#### Task prompt:
Check each line of the material below, and copy it if it holds the string "Offender".

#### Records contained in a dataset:
*****
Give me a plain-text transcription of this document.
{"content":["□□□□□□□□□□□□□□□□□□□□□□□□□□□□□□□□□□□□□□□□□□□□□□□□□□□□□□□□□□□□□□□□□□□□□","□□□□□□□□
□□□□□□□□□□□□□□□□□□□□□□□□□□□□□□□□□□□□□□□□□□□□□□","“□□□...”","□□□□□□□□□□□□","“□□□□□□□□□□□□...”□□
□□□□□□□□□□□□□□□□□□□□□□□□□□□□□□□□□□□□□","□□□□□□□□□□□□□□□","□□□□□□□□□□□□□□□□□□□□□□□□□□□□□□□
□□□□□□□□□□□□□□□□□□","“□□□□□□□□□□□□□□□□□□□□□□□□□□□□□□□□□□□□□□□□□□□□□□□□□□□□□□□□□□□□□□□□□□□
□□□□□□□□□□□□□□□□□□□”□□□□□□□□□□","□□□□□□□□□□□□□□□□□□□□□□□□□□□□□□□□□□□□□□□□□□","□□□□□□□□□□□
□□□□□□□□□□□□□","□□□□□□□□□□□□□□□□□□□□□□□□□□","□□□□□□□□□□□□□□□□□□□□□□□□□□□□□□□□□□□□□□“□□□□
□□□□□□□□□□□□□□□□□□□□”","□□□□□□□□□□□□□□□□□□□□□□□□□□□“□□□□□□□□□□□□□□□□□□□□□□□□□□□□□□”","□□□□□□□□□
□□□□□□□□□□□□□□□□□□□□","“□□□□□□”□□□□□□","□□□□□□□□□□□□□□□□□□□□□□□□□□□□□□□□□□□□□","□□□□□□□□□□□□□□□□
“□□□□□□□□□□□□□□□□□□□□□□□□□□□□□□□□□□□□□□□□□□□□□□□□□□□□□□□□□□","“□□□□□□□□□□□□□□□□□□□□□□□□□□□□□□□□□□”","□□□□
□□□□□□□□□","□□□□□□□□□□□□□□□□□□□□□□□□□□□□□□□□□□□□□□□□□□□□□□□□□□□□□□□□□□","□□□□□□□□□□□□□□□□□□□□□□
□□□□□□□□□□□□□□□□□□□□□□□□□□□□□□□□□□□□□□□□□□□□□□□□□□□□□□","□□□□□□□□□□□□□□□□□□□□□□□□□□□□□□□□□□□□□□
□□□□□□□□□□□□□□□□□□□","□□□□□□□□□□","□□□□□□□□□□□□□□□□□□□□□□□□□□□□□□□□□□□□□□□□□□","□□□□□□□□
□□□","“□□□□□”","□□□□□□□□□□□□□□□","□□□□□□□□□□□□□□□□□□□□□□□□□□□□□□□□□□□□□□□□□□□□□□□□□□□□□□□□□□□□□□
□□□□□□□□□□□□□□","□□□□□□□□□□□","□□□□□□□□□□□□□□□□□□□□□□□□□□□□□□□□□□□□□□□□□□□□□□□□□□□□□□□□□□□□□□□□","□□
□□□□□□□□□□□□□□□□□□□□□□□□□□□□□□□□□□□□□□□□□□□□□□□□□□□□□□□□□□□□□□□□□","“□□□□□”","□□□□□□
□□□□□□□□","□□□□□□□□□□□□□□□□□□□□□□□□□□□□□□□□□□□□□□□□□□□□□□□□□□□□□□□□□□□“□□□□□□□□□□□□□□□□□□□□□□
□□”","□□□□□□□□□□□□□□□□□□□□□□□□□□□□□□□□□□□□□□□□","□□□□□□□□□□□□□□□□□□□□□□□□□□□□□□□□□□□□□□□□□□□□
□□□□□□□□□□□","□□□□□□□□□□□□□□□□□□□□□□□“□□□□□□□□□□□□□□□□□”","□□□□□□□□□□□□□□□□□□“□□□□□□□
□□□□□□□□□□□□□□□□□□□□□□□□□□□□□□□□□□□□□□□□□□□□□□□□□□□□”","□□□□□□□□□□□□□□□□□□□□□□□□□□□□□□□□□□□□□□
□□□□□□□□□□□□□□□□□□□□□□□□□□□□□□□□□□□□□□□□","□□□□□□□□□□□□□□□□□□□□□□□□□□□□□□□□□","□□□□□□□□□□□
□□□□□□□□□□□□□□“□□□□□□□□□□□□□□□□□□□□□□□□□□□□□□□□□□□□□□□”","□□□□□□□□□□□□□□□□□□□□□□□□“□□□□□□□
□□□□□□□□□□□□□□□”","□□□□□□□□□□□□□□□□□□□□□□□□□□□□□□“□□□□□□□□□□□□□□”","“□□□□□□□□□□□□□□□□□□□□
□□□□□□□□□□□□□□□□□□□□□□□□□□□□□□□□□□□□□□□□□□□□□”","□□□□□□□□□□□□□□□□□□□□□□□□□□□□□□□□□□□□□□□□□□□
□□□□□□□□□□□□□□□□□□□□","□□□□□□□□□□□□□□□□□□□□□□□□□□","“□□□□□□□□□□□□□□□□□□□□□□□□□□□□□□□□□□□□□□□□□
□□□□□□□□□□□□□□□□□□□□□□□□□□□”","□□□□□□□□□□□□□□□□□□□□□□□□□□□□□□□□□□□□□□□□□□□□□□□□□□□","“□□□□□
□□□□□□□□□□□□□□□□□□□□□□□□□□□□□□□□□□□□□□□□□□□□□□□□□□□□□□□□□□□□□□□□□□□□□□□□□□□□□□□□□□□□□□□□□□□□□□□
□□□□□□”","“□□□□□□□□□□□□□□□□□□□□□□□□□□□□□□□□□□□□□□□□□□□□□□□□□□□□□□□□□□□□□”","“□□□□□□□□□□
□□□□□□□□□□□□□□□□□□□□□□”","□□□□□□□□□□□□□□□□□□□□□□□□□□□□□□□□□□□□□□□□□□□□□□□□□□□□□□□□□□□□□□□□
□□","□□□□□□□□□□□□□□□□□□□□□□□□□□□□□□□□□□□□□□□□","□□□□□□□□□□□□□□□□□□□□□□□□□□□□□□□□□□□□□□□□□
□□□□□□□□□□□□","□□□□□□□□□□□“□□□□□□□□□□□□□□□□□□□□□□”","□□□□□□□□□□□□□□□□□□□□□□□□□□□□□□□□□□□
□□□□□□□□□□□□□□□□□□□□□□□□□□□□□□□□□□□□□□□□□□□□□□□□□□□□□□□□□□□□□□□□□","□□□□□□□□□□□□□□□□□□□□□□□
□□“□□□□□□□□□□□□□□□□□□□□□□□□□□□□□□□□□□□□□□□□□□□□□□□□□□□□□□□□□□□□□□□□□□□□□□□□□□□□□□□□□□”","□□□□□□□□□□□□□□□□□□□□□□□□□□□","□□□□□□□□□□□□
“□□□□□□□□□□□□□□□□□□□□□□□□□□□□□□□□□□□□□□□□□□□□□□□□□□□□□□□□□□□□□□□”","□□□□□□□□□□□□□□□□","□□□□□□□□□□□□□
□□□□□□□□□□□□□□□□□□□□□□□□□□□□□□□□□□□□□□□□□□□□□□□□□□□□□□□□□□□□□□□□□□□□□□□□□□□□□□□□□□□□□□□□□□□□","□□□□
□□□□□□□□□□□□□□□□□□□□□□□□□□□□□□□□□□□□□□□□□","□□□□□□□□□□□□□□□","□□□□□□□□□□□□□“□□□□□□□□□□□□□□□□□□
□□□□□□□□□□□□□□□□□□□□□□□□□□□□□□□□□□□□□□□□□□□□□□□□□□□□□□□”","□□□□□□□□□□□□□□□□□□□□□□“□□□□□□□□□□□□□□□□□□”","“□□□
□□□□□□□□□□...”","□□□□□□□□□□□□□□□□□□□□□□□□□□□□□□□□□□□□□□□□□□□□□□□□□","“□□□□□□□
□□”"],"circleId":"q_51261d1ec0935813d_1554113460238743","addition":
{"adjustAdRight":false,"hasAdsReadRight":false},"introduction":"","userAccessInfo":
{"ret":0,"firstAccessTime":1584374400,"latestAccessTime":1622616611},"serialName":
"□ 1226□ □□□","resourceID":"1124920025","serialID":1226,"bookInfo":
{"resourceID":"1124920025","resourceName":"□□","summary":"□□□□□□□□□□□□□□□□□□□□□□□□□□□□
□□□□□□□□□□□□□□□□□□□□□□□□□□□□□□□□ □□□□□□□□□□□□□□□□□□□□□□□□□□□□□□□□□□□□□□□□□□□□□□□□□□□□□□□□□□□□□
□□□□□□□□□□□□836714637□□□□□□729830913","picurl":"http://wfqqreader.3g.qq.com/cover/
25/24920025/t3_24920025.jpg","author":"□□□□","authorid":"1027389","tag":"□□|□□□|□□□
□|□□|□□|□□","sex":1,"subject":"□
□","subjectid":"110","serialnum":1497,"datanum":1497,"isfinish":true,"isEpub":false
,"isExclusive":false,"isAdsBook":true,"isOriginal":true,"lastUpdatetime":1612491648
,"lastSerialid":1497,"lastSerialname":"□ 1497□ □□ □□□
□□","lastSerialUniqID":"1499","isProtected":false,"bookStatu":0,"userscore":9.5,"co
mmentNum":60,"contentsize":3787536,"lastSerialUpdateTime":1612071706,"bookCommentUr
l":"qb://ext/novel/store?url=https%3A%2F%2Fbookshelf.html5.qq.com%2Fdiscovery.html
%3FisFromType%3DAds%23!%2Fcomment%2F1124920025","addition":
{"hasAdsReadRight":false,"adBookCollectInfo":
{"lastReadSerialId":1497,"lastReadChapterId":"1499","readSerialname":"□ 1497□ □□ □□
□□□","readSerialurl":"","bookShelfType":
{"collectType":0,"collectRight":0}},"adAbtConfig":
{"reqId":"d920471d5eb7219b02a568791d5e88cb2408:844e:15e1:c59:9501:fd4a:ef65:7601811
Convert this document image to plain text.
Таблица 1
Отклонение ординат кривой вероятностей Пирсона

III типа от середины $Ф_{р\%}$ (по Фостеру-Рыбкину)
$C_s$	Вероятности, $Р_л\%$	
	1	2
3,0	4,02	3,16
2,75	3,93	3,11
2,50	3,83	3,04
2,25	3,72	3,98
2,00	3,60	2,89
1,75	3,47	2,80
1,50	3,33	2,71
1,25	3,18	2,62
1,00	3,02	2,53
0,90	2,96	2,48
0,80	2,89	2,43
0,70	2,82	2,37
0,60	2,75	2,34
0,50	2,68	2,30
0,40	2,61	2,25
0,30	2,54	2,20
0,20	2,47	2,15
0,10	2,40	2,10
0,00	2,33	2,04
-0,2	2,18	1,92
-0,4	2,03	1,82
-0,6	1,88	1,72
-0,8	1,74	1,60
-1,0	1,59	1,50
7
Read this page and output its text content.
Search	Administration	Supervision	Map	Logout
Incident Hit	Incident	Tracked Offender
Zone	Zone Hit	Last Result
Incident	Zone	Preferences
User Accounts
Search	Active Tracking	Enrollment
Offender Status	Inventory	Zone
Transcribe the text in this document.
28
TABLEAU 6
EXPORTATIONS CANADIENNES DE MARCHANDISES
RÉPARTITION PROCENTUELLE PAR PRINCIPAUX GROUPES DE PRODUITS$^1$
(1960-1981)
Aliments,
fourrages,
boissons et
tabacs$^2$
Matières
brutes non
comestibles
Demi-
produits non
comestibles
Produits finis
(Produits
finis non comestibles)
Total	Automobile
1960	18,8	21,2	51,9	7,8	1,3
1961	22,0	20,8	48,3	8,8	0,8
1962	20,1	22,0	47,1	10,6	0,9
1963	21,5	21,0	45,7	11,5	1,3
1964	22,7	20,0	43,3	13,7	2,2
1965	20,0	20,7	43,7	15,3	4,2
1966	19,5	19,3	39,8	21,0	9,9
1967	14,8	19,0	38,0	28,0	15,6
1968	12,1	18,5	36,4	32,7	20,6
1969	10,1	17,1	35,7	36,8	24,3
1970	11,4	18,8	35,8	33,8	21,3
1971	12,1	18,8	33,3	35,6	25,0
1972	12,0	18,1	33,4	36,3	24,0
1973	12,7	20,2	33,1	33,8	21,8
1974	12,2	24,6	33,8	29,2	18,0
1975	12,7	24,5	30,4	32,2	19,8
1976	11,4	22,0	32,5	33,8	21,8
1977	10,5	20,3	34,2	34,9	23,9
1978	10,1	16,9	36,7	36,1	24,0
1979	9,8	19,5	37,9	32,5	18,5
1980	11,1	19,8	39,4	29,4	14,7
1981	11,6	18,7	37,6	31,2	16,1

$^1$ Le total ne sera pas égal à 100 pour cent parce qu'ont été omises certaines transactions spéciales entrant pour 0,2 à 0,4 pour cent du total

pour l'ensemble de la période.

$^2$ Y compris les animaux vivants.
*****
#### Final result:
Incident Hit	Incident	Tracked Offender
Offender Status	Inventory	Zone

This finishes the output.